• Description of the task:
Reproduce the records below exactly as they appear, omitting any pictures they contain.

=====

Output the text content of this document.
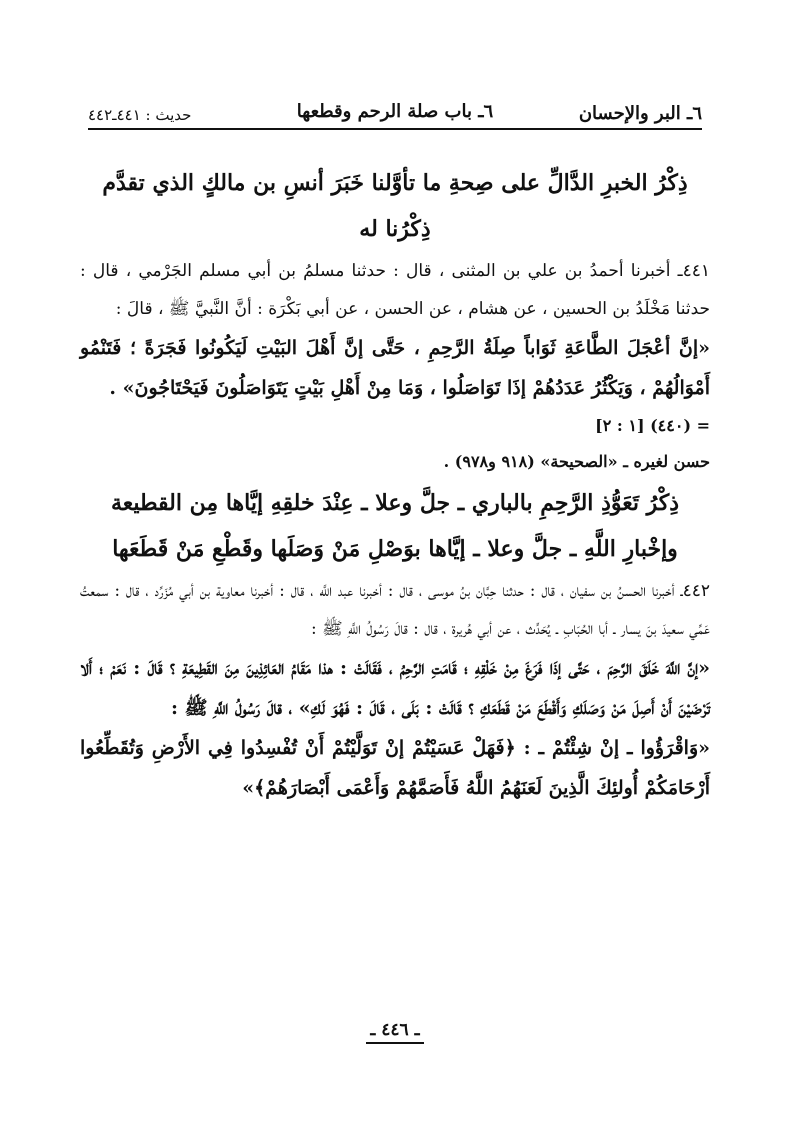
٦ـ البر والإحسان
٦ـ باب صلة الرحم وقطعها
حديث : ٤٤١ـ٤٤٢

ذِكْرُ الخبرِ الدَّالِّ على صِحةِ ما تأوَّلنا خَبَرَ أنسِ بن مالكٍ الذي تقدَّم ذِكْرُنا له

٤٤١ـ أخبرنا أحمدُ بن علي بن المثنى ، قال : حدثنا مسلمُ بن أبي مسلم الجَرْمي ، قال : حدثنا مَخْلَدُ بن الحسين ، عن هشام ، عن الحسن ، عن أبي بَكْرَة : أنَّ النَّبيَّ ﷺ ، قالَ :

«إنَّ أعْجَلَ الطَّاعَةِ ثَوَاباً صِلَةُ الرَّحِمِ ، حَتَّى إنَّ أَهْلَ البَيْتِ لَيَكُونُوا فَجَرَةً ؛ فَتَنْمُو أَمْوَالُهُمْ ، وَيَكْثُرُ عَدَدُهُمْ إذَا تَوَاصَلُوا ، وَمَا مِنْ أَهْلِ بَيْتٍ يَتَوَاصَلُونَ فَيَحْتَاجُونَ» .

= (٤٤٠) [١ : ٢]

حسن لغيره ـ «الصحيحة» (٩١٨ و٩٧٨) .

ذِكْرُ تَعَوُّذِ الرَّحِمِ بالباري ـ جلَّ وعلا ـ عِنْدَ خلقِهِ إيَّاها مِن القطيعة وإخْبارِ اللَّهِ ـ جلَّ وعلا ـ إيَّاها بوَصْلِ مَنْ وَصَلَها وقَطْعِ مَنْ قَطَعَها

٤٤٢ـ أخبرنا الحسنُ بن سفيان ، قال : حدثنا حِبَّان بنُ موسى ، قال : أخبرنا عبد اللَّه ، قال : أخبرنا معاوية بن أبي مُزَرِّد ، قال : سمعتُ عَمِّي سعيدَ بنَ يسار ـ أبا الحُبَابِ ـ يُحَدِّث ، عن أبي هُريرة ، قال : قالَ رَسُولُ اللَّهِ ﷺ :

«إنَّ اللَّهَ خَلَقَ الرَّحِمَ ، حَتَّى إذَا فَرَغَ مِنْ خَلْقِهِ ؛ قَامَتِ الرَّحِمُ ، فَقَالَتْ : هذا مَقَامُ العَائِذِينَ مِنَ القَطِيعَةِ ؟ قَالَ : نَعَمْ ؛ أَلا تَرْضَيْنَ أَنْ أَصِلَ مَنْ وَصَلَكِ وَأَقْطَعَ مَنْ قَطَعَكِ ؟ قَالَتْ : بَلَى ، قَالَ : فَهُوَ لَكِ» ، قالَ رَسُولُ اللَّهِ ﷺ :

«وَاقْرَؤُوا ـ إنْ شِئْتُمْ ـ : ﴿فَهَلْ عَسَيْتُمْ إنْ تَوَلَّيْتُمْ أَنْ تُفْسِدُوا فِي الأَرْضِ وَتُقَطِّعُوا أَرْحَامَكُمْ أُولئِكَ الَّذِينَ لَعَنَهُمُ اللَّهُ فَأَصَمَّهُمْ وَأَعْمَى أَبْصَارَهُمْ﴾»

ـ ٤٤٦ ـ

=====

• Result for this task:
Output the text content of this document.
٦ـ البر والإحسان
٦ـ باب صلة الرحم وقطعها
حديث : ٤٤١ـ٤٤٢

ذِكْرُ الخبرِ الدَّالِّ على صِحةِ ما تأوَّلنا خَبَرَ أنسِ بن مالكٍ الذي تقدَّم ذِكْرُنا له

٤٤١ـ أخبرنا أحمدُ بن علي بن المثنى ، قال : حدثنا مسلمُ بن أبي مسلم الجَرْمي ، قال : حدثنا مَخْلَدُ بن الحسين ، عن هشام ، عن الحسن ، عن أبي بَكْرَة : أنَّ النَّبيَّ ﷺ ، قالَ :

«إنَّ أعْجَلَ الطَّاعَةِ ثَوَاباً صِلَةُ الرَّحِمِ ، حَتَّى إنَّ أَهْلَ البَيْتِ لَيَكُونُوا فَجَرَةً ؛ فَتَنْمُو أَمْوَالُهُمْ ، وَيَكْثُرُ عَدَدُهُمْ إذَا تَوَاصَلُوا ، وَمَا مِنْ أَهْلِ بَيْتٍ يَتَوَاصَلُونَ فَيَحْتَاجُونَ» .

= (٤٤٠) [١ : ٢]

حسن لغيره ـ «الصحيحة» (٩١٨ و٩٧٨) .

ذِكْرُ تَعَوُّذِ الرَّحِمِ بالباري ـ جلَّ وعلا ـ عِنْدَ خلقِهِ إيَّاها مِن القطيعة وإخْبارِ اللَّهِ ـ جلَّ وعلا ـ إيَّاها بوَصْلِ مَنْ وَصَلَها وقَطْعِ مَنْ قَطَعَها

٤٤٢ـ أخبرنا الحسنُ بن سفيان ، قال : حدثنا حِبَّان بنُ موسى ، قال : أخبرنا عبد اللَّه ، قال : أخبرنا معاوية بن أبي مُزَرِّد ، قال : سمعتُ عَمِّي سعيدَ بنَ يسار ـ أبا الحُبَابِ ـ يُحَدِّث ، عن أبي هُريرة ، قال : قالَ رَسُولُ اللَّهِ ﷺ :

«إنَّ اللَّهَ خَلَقَ الرَّحِمَ ، حَتَّى إذَا فَرَغَ مِنْ خَلْقِهِ ؛ قَامَتِ الرَّحِمُ ، فَقَالَتْ : هذا مَقَامُ العَائِذِينَ مِنَ القَطِيعَةِ ؟ قَالَ : نَعَمْ ؛ أَلا تَرْضَيْنَ أَنْ أَصِلَ مَنْ وَصَلَكِ وَأَقْطَعَ مَنْ قَطَعَكِ ؟ قَالَتْ : بَلَى ، قَالَ : فَهُوَ لَكِ» ، قالَ رَسُولُ اللَّهِ ﷺ :

«وَاقْرَؤُوا ـ إنْ شِئْتُمْ ـ : ﴿فَهَلْ عَسَيْتُمْ إنْ تَوَلَّيْتُمْ أَنْ تُفْسِدُوا فِي الأَرْضِ وَتُقَطِّعُوا أَرْحَامَكُمْ أُولئِكَ الَّذِينَ لَعَنَهُمُ اللَّهُ فَأَصَمَّهُمْ وَأَعْمَى أَبْصَارَهُمْ﴾»

ـ ٤٤٦ ـ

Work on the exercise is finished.